* Exercise prompt
Copy every line in which the string "this" occurs.

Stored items
###
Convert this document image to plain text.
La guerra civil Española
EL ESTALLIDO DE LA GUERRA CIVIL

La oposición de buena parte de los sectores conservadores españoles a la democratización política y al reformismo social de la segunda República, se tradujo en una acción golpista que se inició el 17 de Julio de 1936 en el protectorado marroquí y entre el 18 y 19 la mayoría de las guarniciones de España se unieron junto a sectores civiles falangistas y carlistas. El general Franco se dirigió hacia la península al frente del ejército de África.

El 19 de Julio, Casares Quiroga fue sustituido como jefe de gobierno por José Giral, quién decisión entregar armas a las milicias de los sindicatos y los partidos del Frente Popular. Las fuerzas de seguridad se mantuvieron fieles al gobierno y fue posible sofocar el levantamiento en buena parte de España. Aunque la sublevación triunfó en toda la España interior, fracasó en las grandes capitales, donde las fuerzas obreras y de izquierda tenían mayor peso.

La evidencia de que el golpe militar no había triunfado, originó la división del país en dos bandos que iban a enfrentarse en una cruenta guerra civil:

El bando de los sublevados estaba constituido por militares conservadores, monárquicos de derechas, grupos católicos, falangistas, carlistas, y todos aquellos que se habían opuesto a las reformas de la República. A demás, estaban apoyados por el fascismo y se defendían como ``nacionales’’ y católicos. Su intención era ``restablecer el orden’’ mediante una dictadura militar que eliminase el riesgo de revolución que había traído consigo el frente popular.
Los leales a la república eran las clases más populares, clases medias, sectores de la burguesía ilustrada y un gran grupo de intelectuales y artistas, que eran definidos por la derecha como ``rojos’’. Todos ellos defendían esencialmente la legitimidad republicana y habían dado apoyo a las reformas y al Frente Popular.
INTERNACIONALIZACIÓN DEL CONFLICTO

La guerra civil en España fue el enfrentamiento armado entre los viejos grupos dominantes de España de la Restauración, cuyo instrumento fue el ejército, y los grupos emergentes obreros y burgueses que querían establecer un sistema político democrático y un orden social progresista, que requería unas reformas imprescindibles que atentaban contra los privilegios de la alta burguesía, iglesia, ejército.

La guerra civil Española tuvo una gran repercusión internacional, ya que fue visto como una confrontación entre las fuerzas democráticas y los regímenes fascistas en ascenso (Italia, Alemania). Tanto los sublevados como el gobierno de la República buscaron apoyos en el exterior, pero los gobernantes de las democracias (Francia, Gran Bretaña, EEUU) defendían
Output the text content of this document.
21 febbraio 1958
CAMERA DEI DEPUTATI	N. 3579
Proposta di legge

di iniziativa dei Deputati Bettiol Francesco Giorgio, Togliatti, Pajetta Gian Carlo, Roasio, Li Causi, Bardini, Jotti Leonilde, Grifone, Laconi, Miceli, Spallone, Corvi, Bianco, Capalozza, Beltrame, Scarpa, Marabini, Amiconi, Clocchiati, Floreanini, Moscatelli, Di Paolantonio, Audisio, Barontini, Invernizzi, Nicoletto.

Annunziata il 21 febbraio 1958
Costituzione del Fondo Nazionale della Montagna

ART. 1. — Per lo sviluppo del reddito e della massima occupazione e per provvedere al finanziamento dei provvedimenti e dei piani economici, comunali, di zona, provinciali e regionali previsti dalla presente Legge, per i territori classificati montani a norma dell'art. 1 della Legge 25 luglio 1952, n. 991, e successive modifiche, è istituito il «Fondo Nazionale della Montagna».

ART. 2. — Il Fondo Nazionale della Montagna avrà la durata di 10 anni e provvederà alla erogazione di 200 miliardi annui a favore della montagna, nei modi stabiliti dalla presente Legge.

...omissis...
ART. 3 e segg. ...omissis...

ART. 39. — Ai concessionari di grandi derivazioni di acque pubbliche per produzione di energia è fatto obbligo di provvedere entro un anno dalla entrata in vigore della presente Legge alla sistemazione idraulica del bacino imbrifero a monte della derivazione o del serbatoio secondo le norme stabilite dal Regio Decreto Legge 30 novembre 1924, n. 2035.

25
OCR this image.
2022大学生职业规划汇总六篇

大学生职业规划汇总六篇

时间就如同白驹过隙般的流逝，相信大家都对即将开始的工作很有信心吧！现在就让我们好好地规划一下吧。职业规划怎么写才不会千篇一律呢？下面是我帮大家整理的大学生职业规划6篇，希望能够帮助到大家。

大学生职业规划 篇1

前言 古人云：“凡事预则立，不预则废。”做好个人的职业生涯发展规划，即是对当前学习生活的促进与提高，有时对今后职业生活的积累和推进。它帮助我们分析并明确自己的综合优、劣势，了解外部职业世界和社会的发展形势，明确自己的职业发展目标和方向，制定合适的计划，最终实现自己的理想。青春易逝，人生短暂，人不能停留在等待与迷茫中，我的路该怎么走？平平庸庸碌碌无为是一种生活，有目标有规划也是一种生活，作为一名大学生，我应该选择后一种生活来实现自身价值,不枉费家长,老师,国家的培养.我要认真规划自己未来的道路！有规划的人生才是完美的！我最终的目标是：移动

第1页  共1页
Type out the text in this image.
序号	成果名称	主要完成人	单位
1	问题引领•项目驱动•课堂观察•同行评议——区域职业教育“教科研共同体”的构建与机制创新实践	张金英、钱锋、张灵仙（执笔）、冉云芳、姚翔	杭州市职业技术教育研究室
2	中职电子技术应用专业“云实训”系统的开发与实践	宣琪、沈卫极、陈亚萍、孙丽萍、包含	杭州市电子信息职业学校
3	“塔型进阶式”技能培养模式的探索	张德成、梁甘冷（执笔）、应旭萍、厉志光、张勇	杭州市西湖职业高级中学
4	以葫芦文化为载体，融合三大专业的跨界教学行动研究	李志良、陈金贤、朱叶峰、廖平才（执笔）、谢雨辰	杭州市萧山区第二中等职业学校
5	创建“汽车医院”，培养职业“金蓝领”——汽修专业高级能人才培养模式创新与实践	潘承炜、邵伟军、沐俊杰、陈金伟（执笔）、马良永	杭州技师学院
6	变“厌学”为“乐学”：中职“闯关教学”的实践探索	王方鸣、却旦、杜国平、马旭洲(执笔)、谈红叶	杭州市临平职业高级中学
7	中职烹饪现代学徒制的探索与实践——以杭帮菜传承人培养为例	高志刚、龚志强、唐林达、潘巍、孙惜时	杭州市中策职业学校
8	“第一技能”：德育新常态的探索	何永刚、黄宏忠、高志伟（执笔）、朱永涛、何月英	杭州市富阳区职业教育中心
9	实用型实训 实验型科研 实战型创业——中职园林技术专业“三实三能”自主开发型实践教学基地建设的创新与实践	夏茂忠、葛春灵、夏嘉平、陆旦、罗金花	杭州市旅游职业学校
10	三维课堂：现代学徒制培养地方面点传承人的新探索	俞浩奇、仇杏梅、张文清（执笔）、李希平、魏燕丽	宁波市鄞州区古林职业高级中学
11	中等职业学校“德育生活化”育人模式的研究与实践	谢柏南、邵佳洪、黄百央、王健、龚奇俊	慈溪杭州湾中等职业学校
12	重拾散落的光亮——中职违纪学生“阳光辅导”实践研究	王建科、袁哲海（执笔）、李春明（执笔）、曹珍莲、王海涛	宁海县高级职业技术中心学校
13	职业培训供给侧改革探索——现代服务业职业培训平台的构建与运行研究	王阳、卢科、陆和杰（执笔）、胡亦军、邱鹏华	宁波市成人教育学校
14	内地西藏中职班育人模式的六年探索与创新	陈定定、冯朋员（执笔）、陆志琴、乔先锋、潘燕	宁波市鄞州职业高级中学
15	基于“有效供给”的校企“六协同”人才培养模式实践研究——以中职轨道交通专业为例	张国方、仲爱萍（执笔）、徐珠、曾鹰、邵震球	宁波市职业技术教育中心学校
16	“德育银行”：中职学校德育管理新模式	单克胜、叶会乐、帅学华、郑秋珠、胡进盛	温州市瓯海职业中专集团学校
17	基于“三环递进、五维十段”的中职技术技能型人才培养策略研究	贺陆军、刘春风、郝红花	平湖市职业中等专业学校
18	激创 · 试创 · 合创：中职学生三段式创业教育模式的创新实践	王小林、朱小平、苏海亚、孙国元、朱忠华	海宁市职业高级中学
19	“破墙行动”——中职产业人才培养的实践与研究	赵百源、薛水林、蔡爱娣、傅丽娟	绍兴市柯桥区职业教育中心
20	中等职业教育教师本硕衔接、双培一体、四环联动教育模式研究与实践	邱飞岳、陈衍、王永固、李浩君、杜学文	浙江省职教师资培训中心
###
* Answer to the exercise
Convert this document image to plain text.
Output the text content of this document.
OCR this image.
Type out the text in this image.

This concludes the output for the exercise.